Written exercise ▸ Return the material word for word. Do not include the pictures.

Start

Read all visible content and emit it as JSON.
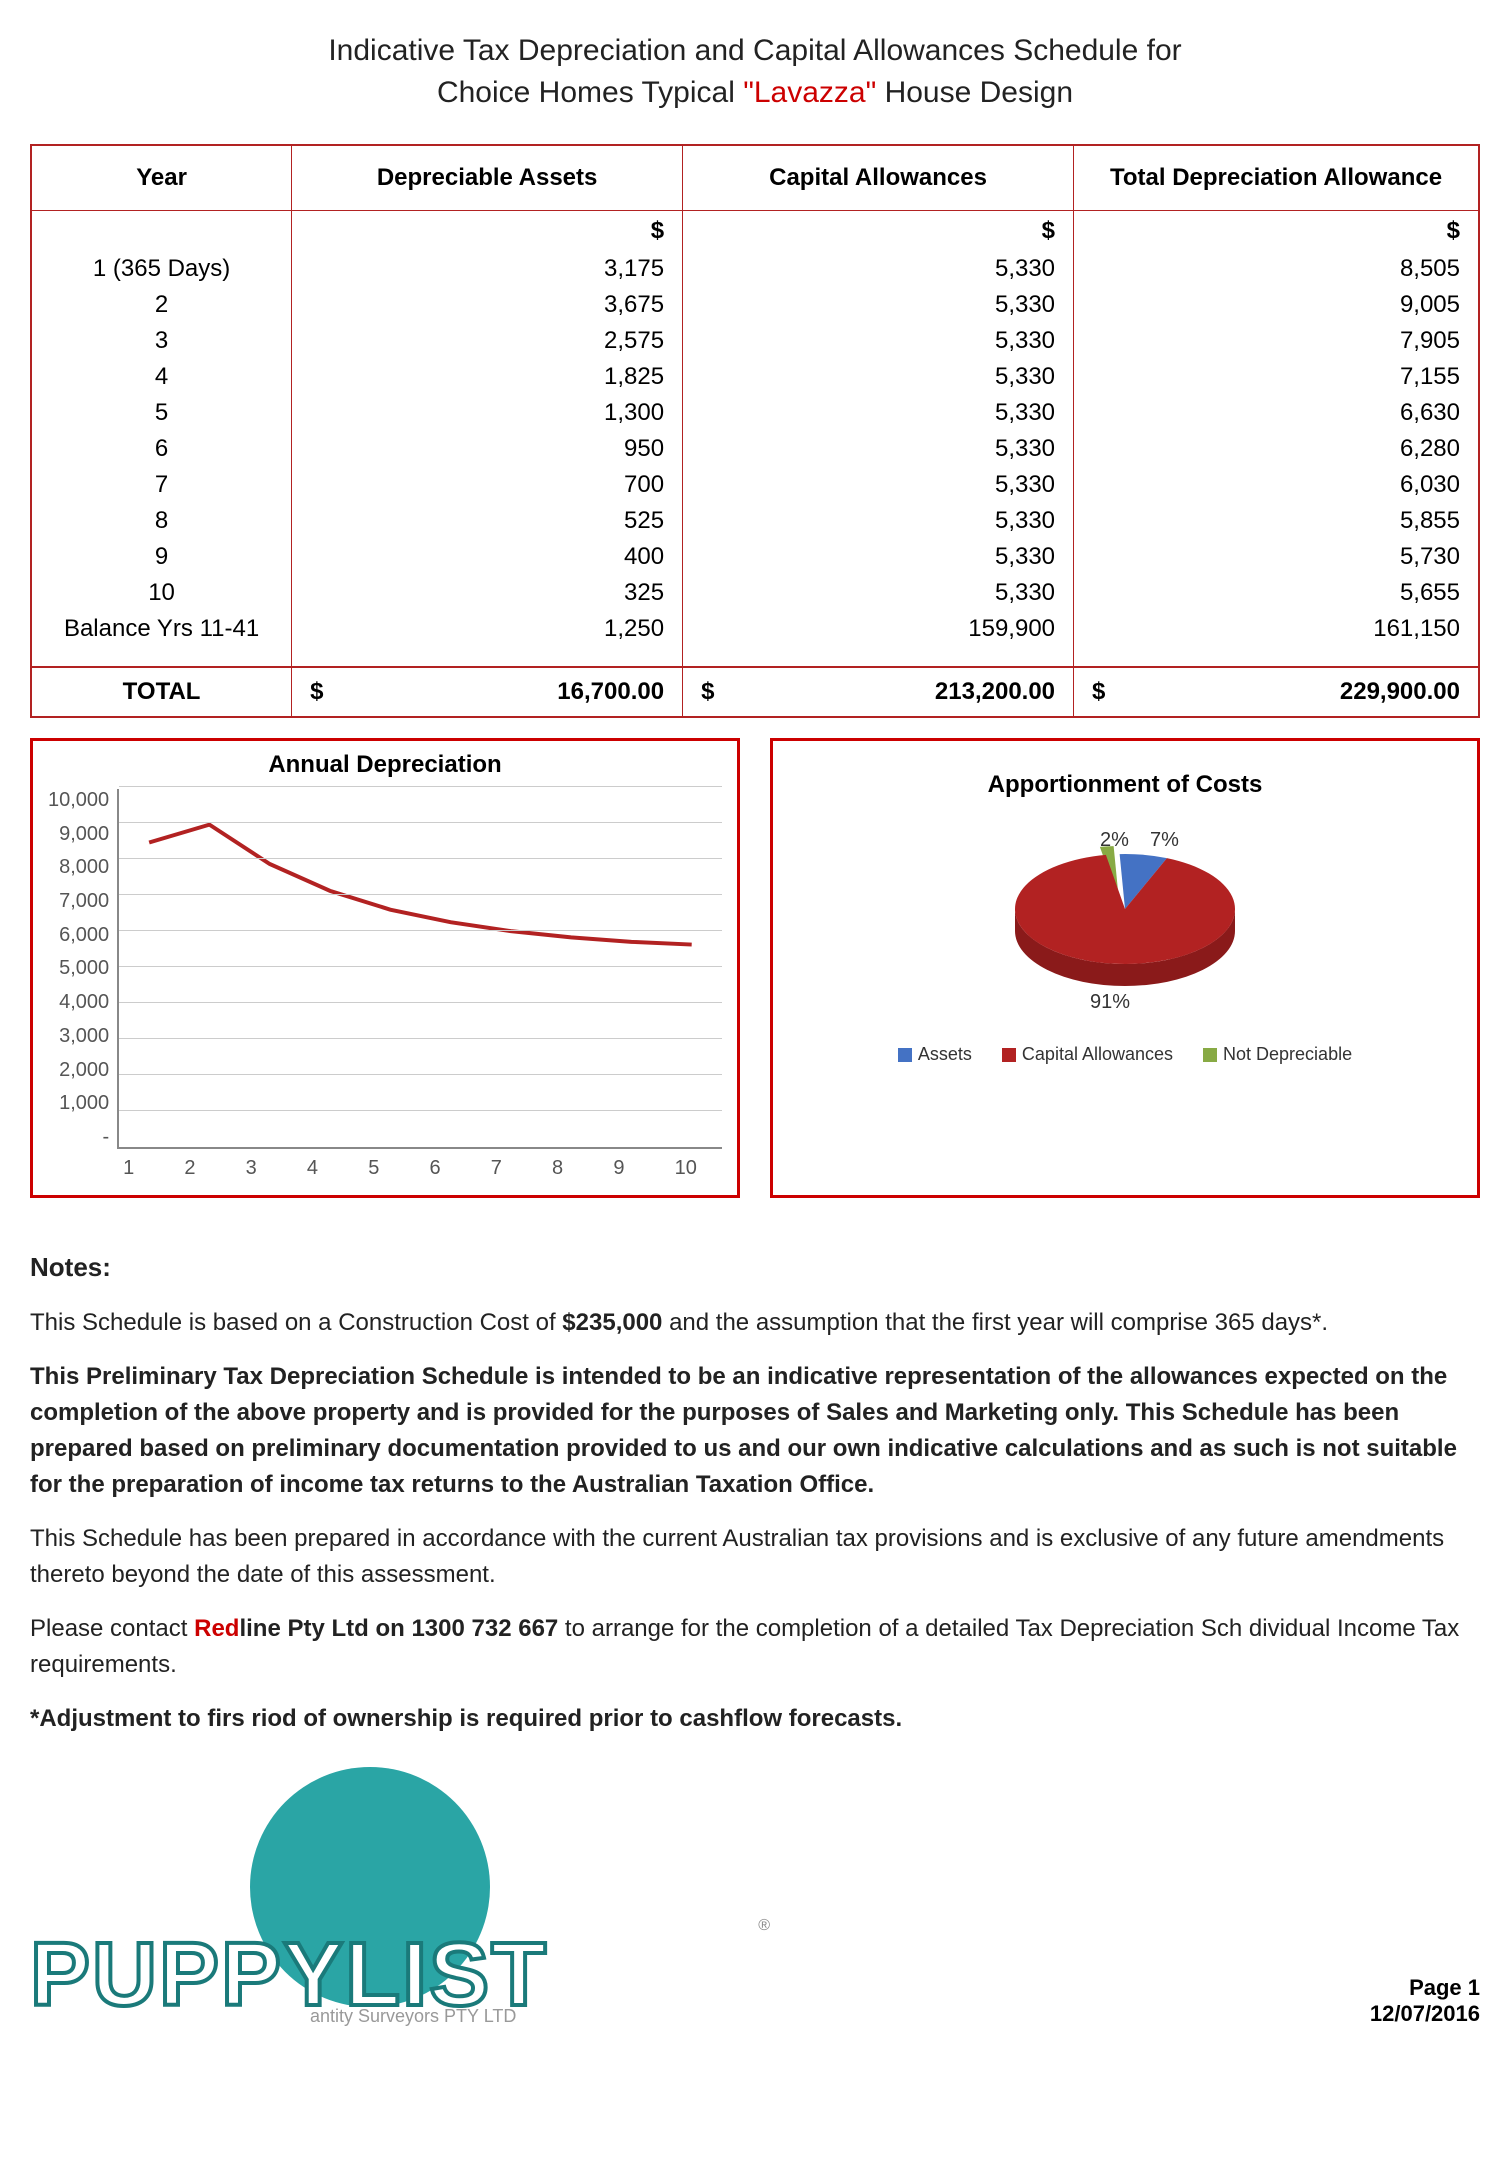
{
  "title_line1": "Indicative Tax Depreciation and Capital Allowances Schedule for",
  "title_line2a": "Choice Homes Typical ",
  "title_accent": "\"Lavazza\"",
  "title_line2b": " House Design",
  "table": {
    "headers": [
      "Year",
      "Depreciable Assets",
      "Capital Allowances",
      "Total Depreciation Allowance"
    ],
    "currency": "$",
    "rows": [
      {
        "year": "1 (365 Days)",
        "da": "3,175",
        "ca": "5,330",
        "tot": "8,505"
      },
      {
        "year": "2",
        "da": "3,675",
        "ca": "5,330",
        "tot": "9,005"
      },
      {
        "year": "3",
        "da": "2,575",
        "ca": "5,330",
        "tot": "7,905"
      },
      {
        "year": "4",
        "da": "1,825",
        "ca": "5,330",
        "tot": "7,155"
      },
      {
        "year": "5",
        "da": "1,300",
        "ca": "5,330",
        "tot": "6,630"
      },
      {
        "year": "6",
        "da": "950",
        "ca": "5,330",
        "tot": "6,280"
      },
      {
        "year": "7",
        "da": "700",
        "ca": "5,330",
        "tot": "6,030"
      },
      {
        "year": "8",
        "da": "525",
        "ca": "5,330",
        "tot": "5,855"
      },
      {
        "year": "9",
        "da": "400",
        "ca": "5,330",
        "tot": "5,730"
      },
      {
        "year": "10",
        "da": "325",
        "ca": "5,330",
        "tot": "5,655"
      },
      {
        "year": "Balance Yrs 11-41",
        "da": "1,250",
        "ca": "159,900",
        "tot": "161,150"
      }
    ],
    "total_label": "TOTAL",
    "totals": {
      "da": "16,700.00",
      "ca": "213,200.00",
      "tot": "229,900.00"
    }
  },
  "line_chart": {
    "title": "Annual Depreciation",
    "ylim": [
      0,
      10000
    ],
    "yticks": [
      "10,000",
      "9,000",
      "8,000",
      "7,000",
      "6,000",
      "5,000",
      "4,000",
      "3,000",
      "2,000",
      "1,000",
      "-"
    ],
    "xticks": [
      "1",
      "2",
      "3",
      "4",
      "5",
      "6",
      "7",
      "8",
      "9",
      "10"
    ],
    "values": [
      8505,
      9005,
      7905,
      7155,
      6630,
      6280,
      6030,
      5855,
      5730,
      5655
    ],
    "line_color": "#b22222",
    "grid_color": "#cccccc",
    "axis_color": "#888888"
  },
  "pie_chart": {
    "title": "Apportionment of Costs",
    "slices": [
      {
        "label": "Assets",
        "pct": "7%",
        "value": 7,
        "color": "#4472c4"
      },
      {
        "label": "Capital Allowances",
        "pct": "91%",
        "value": 91,
        "color": "#b22222"
      },
      {
        "label": "Not Depreciable",
        "pct": "2%",
        "value": 2,
        "color": "#88aa44"
      }
    ]
  },
  "notes": {
    "heading": "Notes:",
    "p1a": "This Schedule is based on a Construction Cost of ",
    "p1b": "$235,000",
    "p1c": " and the assumption that the first year will comprise 365 days*.",
    "p2": "This Preliminary Tax Depreciation Schedule is intended to be an indicative representation of the allowances expected on the completion of the above property and is provided for the purposes of Sales and Marketing only.  This Schedule has been prepared based on preliminary documentation provided to us and our own indicative calculations and as such is not suitable for the preparation of income tax returns to the Australian Taxation Office.",
    "p3": "This Schedule has been prepared in accordance with the current Australian tax provisions and is exclusive of any future amendments thereto beyond the date of this assessment.",
    "p4a": "Please contact ",
    "p4red": "Red",
    "p4b": "line",
    "p4covered": "                          ",
    "p4c": " Pty Ltd on 1300 732 667",
    "p4d": " to arrange for the completion of a detailed Tax Depreciation Sch",
    "p4covered2": "                                    ",
    "p4e": "dividual Income Tax requirements.",
    "p5a": "*Adjustment to firs",
    "p5covered": "                                      ",
    "p5b": "riod of ownership is required prior to cashflow forecasts."
  },
  "logo": {
    "text": "PUPPYLIST",
    "sub": "antity Surveyors PTY LTD",
    "reg": "®"
  },
  "footer": {
    "page": "Page 1",
    "date": "12/07/2016"
  }
}
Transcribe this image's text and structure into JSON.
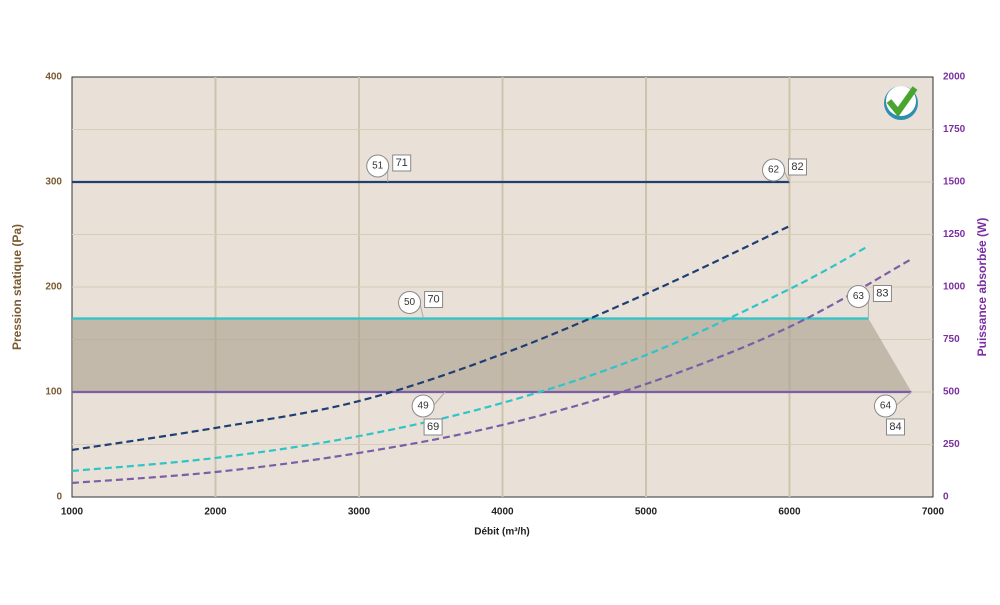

End

Output for this task ▸
Read all visible content and emit it as JSON.
{
  "title_line1": "Indicative Tax Depreciation and Capital Allowances Schedule for",
  "title_line2a": "Choice Homes Typical ",
  "title_accent": "\"Lavazza\"",
  "title_line2b": " House Design",
  "table": {
    "headers": [
      "Year",
      "Depreciable Assets",
      "Capital Allowances",
      "Total Depreciation Allowance"
    ],
    "currency": "$",
    "rows": [
      {
        "year": "1 (365 Days)",
        "da": "3,175",
        "ca": "5,330",
        "tot": "8,505"
      },
      {
        "year": "2",
        "da": "3,675",
        "ca": "5,330",
        "tot": "9,005"
      },
      {
        "year": "3",
        "da": "2,575",
        "ca": "5,330",
        "tot": "7,905"
      },
      {
        "year": "4",
        "da": "1,825",
        "ca": "5,330",
        "tot": "7,155"
      },
      {
        "year": "5",
        "da": "1,300",
        "ca": "5,330",
        "tot": "6,630"
      },
      {
        "year": "6",
        "da": "950",
        "ca": "5,330",
        "tot": "6,280"
      },
      {
        "year": "7",
        "da": "700",
        "ca": "5,330",
        "tot": "6,030"
      },
      {
        "year": "8",
        "da": "525",
        "ca": "5,330",
        "tot": "5,855"
      },
      {
        "year": "9",
        "da": "400",
        "ca": "5,330",
        "tot": "5,730"
      },
      {
        "year": "10",
        "da": "325",
        "ca": "5,330",
        "tot": "5,655"
      },
      {
        "year": "Balance Yrs 11-41",
        "da": "1,250",
        "ca": "159,900",
        "tot": "161,150"
      }
    ],
    "total_label": "TOTAL",
    "totals": {
      "da": "16,700.00",
      "ca": "213,200.00",
      "tot": "229,900.00"
    }
  },
  "line_chart": {
    "title": "Annual Depreciation",
    "ylim": [
      0,
      10000
    ],
    "yticks": [
      "10,000",
      "9,000",
      "8,000",
      "7,000",
      "6,000",
      "5,000",
      "4,000",
      "3,000",
      "2,000",
      "1,000",
      "-"
    ],
    "xticks": [
      "1",
      "2",
      "3",
      "4",
      "5",
      "6",
      "7",
      "8",
      "9",
      "10"
    ],
    "values": [
      8505,
      9005,
      7905,
      7155,
      6630,
      6280,
      6030,
      5855,
      5730,
      5655
    ],
    "line_color": "#b22222",
    "grid_color": "#cccccc",
    "axis_color": "#888888"
  },
  "pie_chart": {
    "title": "Apportionment of Costs",
    "slices": [
      {
        "label": "Assets",
        "pct": "7%",
        "value": 7,
        "color": "#4472c4"
      },
      {
        "label": "Capital Allowances",
        "pct": "91%",
        "value": 91,
        "color": "#b22222"
      },
      {
        "label": "Not Depreciable",
        "pct": "2%",
        "value": 2,
        "color": "#88aa44"
      }
    ]
  },
  "notes": {
    "heading": "Notes:",
    "p1a": "This Schedule is based on a Construction Cost of ",
    "p1b": "$235,000",
    "p1c": " and the assumption that the first year will comprise 365 days*.",
    "p2": "This Preliminary Tax Depreciation Schedule is intended to be an indicative representation of the allowances expected on the completion of the above property and is provided for the purposes of Sales and Marketing only.  This Schedule has been prepared based on preliminary documentation provided to us and our own indicative calculations and as such is not suitable for the preparation of income tax returns to the Australian Taxation Office.",
    "p3": "This Schedule has been prepared in accordance with the current Australian tax provisions and is exclusive of any future amendments thereto beyond the date of this assessment.",
    "p4a": "Please contact ",
    "p4red": "Red",
    "p4b": "line",
    "p4covered": "                          ",
    "p4c": " Pty Ltd on 1300 732 667",
    "p4d": " to arrange for the completion of a detailed Tax Depreciation Sch",
    "p4covered2": "                                    ",
    "p4e": "dividual Income Tax requirements.",
    "p5a": "*Adjustment to firs",
    "p5covered": "                                      ",
    "p5b": "riod of ownership is required prior to cashflow forecasts."
  },
  "logo": {
    "text": "PUPPYLIST",
    "sub": "antity Surveyors PTY LTD",
    "reg": "®"
  },
  "footer": {
    "page": "Page 1",
    "date": "12/07/2016"
  }
}
Transcribe this image's text and structure into JSON.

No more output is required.